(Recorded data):
%%

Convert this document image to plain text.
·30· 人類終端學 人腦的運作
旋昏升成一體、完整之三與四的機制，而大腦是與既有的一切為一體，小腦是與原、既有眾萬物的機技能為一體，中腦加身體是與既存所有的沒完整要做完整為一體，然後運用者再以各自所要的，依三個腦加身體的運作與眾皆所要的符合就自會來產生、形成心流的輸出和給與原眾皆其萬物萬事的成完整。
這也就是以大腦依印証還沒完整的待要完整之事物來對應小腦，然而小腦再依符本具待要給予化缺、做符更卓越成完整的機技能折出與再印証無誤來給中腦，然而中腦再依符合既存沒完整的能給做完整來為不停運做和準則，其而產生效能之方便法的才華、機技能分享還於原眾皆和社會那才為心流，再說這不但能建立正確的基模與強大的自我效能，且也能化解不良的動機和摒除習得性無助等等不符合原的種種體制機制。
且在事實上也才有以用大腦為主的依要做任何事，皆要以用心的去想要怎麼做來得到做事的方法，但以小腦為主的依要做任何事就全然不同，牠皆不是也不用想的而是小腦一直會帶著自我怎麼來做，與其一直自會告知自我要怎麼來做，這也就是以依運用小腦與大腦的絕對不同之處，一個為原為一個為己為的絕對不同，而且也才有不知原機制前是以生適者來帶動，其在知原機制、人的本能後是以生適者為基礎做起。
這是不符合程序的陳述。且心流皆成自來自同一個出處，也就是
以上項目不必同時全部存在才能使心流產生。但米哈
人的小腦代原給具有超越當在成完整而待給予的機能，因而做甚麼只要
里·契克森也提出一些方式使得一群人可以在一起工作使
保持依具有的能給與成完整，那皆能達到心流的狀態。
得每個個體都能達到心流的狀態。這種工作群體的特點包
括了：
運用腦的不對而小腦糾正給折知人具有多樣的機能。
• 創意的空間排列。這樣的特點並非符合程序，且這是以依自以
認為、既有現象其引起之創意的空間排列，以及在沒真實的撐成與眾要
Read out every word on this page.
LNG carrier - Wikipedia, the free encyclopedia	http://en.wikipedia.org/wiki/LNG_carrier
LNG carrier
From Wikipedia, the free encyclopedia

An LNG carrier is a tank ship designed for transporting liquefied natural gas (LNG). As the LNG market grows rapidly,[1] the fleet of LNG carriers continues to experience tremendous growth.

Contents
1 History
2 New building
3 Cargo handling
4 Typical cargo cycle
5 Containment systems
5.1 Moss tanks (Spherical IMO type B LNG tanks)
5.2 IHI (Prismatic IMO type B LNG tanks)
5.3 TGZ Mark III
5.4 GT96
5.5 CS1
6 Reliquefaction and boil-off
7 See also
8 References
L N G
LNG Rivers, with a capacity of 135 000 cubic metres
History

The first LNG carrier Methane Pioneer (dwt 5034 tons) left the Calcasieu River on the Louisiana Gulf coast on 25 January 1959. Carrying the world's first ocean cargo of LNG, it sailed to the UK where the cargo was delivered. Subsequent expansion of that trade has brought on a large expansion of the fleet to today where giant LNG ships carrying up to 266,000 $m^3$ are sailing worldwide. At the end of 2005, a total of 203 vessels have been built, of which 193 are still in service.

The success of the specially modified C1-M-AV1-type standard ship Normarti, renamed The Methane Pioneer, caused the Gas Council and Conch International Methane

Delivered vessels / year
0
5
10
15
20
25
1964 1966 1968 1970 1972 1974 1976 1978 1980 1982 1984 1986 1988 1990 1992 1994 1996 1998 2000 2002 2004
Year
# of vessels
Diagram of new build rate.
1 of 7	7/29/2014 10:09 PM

%%

(To be done): Retype the listing. Match it exactly.

(Answer):
Convert this document image to plain text.
·30· 人類終端學 人腦的運作
旋昏升成一體、完整之三與四的機制，而大腦是與既有的一切為一體，小腦是與原、既有眾萬物的機技能為一體，中腦加身體是與既存所有的沒完整要做完整為一體，然後運用者再以各自所要的，依三個腦加身體的運作與眾皆所要的符合就自會來產生、形成心流的輸出和給與原眾皆其萬物萬事的成完整。
這也就是以大腦依印証還沒完整的待要完整之事物來對應小腦，然而小腦再依符本具待要給予化缺、做符更卓越成完整的機技能折出與再印証無誤來給中腦，然而中腦再依符合既存沒完整的能給做完整來為不停運做和準則，其而產生效能之方便法的才華、機技能分享還於原眾皆和社會那才為心流，再說這不但能建立正確的基模與強大的自我效能，且也能化解不良的動機和摒除習得性無助等等不符合原的種種體制機制。
且在事實上也才有以用大腦為主的依要做任何事，皆要以用心的去想要怎麼做來得到做事的方法，但以小腦為主的依要做任何事就全然不同，牠皆不是也不用想的而是小腦一直會帶著自我怎麼來做，與其一直自會告知自我要怎麼來做，這也就是以依運用小腦與大腦的絕對不同之處，一個為原為一個為己為的絕對不同，而且也才有不知原機制前是以生適者來帶動，其在知原機制、人的本能後是以生適者為基礎做起。
這是不符合程序的陳述。且心流皆成自來自同一個出處，也就是
以上項目不必同時全部存在才能使心流產生。但米哈
人的小腦代原給具有超越當在成完整而待給予的機能，因而做甚麼只要
里·契克森也提出一些方式使得一群人可以在一起工作使
保持依具有的能給與成完整，那皆能達到心流的狀態。
得每個個體都能達到心流的狀態。這種工作群體的特點包
括了：
運用腦的不對而小腦糾正給折知人具有多樣的機能。
• 創意的空間排列。這樣的特點並非符合程序，且這是以依自以
認為、既有現象其引起之創意的空間排列，以及在沒真實的撐成與眾要
Read out every word on this page.
LNG carrier - Wikipedia, the free encyclopedia	http://en.wikipedia.org/wiki/LNG_carrier
LNG carrier
From Wikipedia, the free encyclopedia

An LNG carrier is a tank ship designed for transporting liquefied natural gas (LNG). As the LNG market grows rapidly,[1] the fleet of LNG carriers continues to experience tremendous growth.

Contents
1 History
2 New building
3 Cargo handling
4 Typical cargo cycle
5 Containment systems
5.1 Moss tanks (Spherical IMO type B LNG tanks)
5.2 IHI (Prismatic IMO type B LNG tanks)
5.3 TGZ Mark III
5.4 GT96
5.5 CS1
6 Reliquefaction and boil-off
7 See also
8 References
L N G
LNG Rivers, with a capacity of 135 000 cubic metres
History

The first LNG carrier Methane Pioneer (dwt 5034 tons) left the Calcasieu River on the Louisiana Gulf coast on 25 January 1959. Carrying the world's first ocean cargo of LNG, it sailed to the UK where the cargo was delivered. Subsequent expansion of that trade has brought on a large expansion of the fleet to today where giant LNG ships carrying up to 266,000 $m^3$ are sailing worldwide. At the end of 2005, a total of 203 vessels have been built, of which 193 are still in service.

The success of the specially modified C1-M-AV1-type standard ship Normarti, renamed The Methane Pioneer, caused the Gas Council and Conch International Methane

Delivered vessels / year
0
5
10
15
20
25
1964 1966 1968 1970 1972 1974 1976 1978 1980 1982 1984 1986 1988 1990 1992 1994 1996 1998 2000 2002 2004
Year
# of vessels
Diagram of new build rate.
1 of 7	7/29/2014 10:09 PM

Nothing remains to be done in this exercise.